=== WRITTEN INSTRUCTION ===
Each entry below is to be duplicated verbatim.

(Stored records)
_ _ _ _ _
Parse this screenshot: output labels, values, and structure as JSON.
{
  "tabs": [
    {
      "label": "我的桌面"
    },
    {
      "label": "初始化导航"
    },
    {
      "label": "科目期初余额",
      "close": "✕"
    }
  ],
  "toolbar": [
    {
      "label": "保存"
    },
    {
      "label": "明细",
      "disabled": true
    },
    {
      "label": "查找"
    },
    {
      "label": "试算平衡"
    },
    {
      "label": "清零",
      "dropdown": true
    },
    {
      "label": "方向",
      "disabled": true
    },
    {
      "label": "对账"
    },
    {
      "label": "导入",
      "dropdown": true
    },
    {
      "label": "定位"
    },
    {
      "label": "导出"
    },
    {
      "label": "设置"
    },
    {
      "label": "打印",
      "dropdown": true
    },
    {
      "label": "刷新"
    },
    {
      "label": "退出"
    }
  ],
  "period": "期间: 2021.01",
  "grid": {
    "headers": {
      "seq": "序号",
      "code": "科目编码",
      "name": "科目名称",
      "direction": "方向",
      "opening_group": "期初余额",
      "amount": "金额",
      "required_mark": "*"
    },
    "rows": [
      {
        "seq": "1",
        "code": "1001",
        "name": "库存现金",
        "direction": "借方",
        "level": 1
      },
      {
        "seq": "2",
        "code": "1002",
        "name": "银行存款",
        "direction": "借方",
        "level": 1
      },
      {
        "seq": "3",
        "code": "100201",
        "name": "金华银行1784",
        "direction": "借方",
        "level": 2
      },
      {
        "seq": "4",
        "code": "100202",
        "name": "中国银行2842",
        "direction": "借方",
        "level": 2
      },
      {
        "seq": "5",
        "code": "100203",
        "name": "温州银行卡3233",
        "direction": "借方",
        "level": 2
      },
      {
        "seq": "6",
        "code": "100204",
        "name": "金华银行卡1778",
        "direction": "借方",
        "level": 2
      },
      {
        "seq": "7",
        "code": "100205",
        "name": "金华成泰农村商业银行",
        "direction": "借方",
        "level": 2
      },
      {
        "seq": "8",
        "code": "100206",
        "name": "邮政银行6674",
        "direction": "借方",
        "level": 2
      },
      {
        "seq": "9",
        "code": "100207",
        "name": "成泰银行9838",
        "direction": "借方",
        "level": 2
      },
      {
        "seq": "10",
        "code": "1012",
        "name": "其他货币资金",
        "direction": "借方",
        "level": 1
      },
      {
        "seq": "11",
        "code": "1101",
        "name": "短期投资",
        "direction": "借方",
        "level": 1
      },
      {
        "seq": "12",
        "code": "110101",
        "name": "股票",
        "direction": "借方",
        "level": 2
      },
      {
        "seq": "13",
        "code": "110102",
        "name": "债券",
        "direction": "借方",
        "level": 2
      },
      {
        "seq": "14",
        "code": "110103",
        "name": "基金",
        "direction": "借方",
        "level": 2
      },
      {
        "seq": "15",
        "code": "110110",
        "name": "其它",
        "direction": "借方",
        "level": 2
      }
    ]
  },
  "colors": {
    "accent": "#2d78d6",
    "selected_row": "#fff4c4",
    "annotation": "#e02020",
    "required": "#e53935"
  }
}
_ _ _ _ _
=== RIGHT ANSWER ===
Parse this screenshot: output labels, values, and structure as JSON.
{
  "tabs": [
    {
      "label": "我的桌面"
    },
    {
      "label": "初始化导航"
    },
    {
      "label": "科目期初余额",
      "close": "✕"
    }
  ],
  "toolbar": [
    {
      "label": "保存"
    },
    {
      "label": "明细",
      "disabled": true
    },
    {
      "label": "查找"
    },
    {
      "label": "试算平衡"
    },
    {
      "label": "清零",
      "dropdown": true
    },
    {
      "label": "方向",
      "disabled": true
    },
    {
      "label": "对账"
    },
    {
      "label": "导入",
      "dropdown": true
    },
    {
      "label": "定位"
    },
    {
      "label": "导出"
    },
    {
      "label": "设置"
    },
    {
      "label": "打印",
      "dropdown": true
    },
    {
      "label": "刷新"
    },
    {
      "label": "退出"
    }
  ],
  "period": "期间: 2021.01",
  "grid": {
    "headers": {
      "seq": "序号",
      "code": "科目编码",
      "name": "科目名称",
      "direction": "方向",
      "opening_group": "期初余额",
      "amount": "金额",
      "required_mark": "*"
    },
    "rows": [
      {
        "seq": "1",
        "code": "1001",
        "name": "库存现金",
        "direction": "借方",
        "level": 1
      },
      {
        "seq": "2",
        "code": "1002",
        "name": "银行存款",
        "direction": "借方",
        "level": 1
      },
      {
        "seq": "3",
        "code": "100201",
        "name": "金华银行1784",
        "direction": "借方",
        "level": 2
      },
      {
        "seq": "4",
        "code": "100202",
        "name": "中国银行2842",
        "direction": "借方",
        "level": 2
      },
      {
        "seq": "5",
        "code": "100203",
        "name": "温州银行卡3233",
        "direction": "借方",
        "level": 2
      },
      {
        "seq": "6",
        "code": "100204",
        "name": "金华银行卡1778",
        "direction": "借方",
        "level": 2
      },
      {
        "seq": "7",
        "code": "100205",
        "name": "金华成泰农村商业银行",
        "direction": "借方",
        "level": 2
      },
      {
        "seq": "8",
        "code": "100206",
        "name": "邮政银行6674",
        "direction": "借方",
        "level": 2
      },
      {
        "seq": "9",
        "code": "100207",
        "name": "成泰银行9838",
        "direction": "借方",
        "level": 2
      },
      {
        "seq": "10",
        "code": "1012",
        "name": "其他货币资金",
        "direction": "借方",
        "level": 1
      },
      {
        "seq": "11",
        "code": "1101",
        "name": "短期投资",
        "direction": "借方",
        "level": 1
      },
      {
        "seq": "12",
        "code": "110101",
        "name": "股票",
        "direction": "借方",
        "level": 2
      },
      {
        "seq": "13",
        "code": "110102",
        "name": "债券",
        "direction": "借方",
        "level": 2
      },
      {
        "seq": "14",
        "code": "110103",
        "name": "基金",
        "direction": "借方",
        "level": 2
      },
      {
        "seq": "15",
        "code": "110110",
        "name": "其它",
        "direction": "借方",
        "level": 2
      }
    ]
  },
  "colors": {
    "accent": "#2d78d6",
    "selected_row": "#fff4c4",
    "annotation": "#e02020",
    "required": "#e53935"
  }
}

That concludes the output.